## Saved entries
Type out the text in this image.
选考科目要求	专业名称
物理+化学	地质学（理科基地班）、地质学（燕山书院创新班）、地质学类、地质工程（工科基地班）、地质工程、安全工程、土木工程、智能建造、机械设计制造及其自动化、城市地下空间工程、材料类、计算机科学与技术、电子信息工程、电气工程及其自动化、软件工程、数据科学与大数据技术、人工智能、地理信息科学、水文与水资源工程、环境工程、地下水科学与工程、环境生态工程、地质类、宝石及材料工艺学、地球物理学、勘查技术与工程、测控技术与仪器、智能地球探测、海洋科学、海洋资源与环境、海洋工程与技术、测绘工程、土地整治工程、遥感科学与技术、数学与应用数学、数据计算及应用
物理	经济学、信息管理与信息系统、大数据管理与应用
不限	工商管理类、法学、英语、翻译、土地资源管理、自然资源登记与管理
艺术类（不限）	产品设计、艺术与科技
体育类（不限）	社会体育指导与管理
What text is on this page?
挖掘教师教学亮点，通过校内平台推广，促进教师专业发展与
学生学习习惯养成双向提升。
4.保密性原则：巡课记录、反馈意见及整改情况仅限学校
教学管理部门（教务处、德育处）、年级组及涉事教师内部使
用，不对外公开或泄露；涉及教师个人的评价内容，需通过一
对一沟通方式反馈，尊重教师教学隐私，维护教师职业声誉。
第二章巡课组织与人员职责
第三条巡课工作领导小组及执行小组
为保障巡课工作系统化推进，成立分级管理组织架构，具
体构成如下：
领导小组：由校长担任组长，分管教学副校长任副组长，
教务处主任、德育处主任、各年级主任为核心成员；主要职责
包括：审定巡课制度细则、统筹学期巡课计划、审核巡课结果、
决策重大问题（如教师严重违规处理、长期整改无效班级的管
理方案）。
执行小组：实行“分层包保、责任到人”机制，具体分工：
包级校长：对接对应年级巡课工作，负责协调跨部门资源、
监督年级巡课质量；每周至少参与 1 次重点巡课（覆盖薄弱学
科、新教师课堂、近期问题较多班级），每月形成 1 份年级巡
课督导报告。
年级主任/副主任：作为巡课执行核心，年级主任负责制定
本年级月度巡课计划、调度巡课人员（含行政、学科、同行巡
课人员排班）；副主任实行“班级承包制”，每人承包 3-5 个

## Stated exercise
Each line of the material above needs to be quoted exactly, please.

## Answer below
Type out the text in this image.
选考科目要求	专业名称
物理+化学	地质学（理科基地班）、地质学（燕山书院创新班）、地质学类、地质工程（工科基地班）、地质工程、安全工程、土木工程、智能建造、机械设计制造及其自动化、城市地下空间工程、材料类、计算机科学与技术、电子信息工程、电气工程及其自动化、软件工程、数据科学与大数据技术、人工智能、地理信息科学、水文与水资源工程、环境工程、地下水科学与工程、环境生态工程、地质类、宝石及材料工艺学、地球物理学、勘查技术与工程、测控技术与仪器、智能地球探测、海洋科学、海洋资源与环境、海洋工程与技术、测绘工程、土地整治工程、遥感科学与技术、数学与应用数学、数据计算及应用
物理	经济学、信息管理与信息系统、大数据管理与应用
不限	工商管理类、法学、英语、翻译、土地资源管理、自然资源登记与管理
艺术类（不限）	产品设计、艺术与科技
体育类（不限）	社会体育指导与管理
What text is on this page?
挖掘教师教学亮点，通过校内平台推广，促进教师专业发展与
学生学习习惯养成双向提升。
4.保密性原则：巡课记录、反馈意见及整改情况仅限学校
教学管理部门（教务处、德育处）、年级组及涉事教师内部使
用，不对外公开或泄露；涉及教师个人的评价内容，需通过一
对一沟通方式反馈，尊重教师教学隐私，维护教师职业声誉。
第二章巡课组织与人员职责
第三条巡课工作领导小组及执行小组
为保障巡课工作系统化推进，成立分级管理组织架构，具
体构成如下：
领导小组：由校长担任组长，分管教学副校长任副组长，
教务处主任、德育处主任、各年级主任为核心成员；主要职责
包括：审定巡课制度细则、统筹学期巡课计划、审核巡课结果、
决策重大问题（如教师严重违规处理、长期整改无效班级的管
理方案）。
执行小组：实行“分层包保、责任到人”机制，具体分工：
包级校长：对接对应年级巡课工作，负责协调跨部门资源、
监督年级巡课质量；每周至少参与 1 次重点巡课（覆盖薄弱学
科、新教师课堂、近期问题较多班级），每月形成 1 份年级巡
课督导报告。
年级主任/副主任：作为巡课执行核心，年级主任负责制定
本年级月度巡课计划、调度巡课人员（含行政、学科、同行巡
课人员排班）；副主任实行“班级承包制”，每人承包 3-5 个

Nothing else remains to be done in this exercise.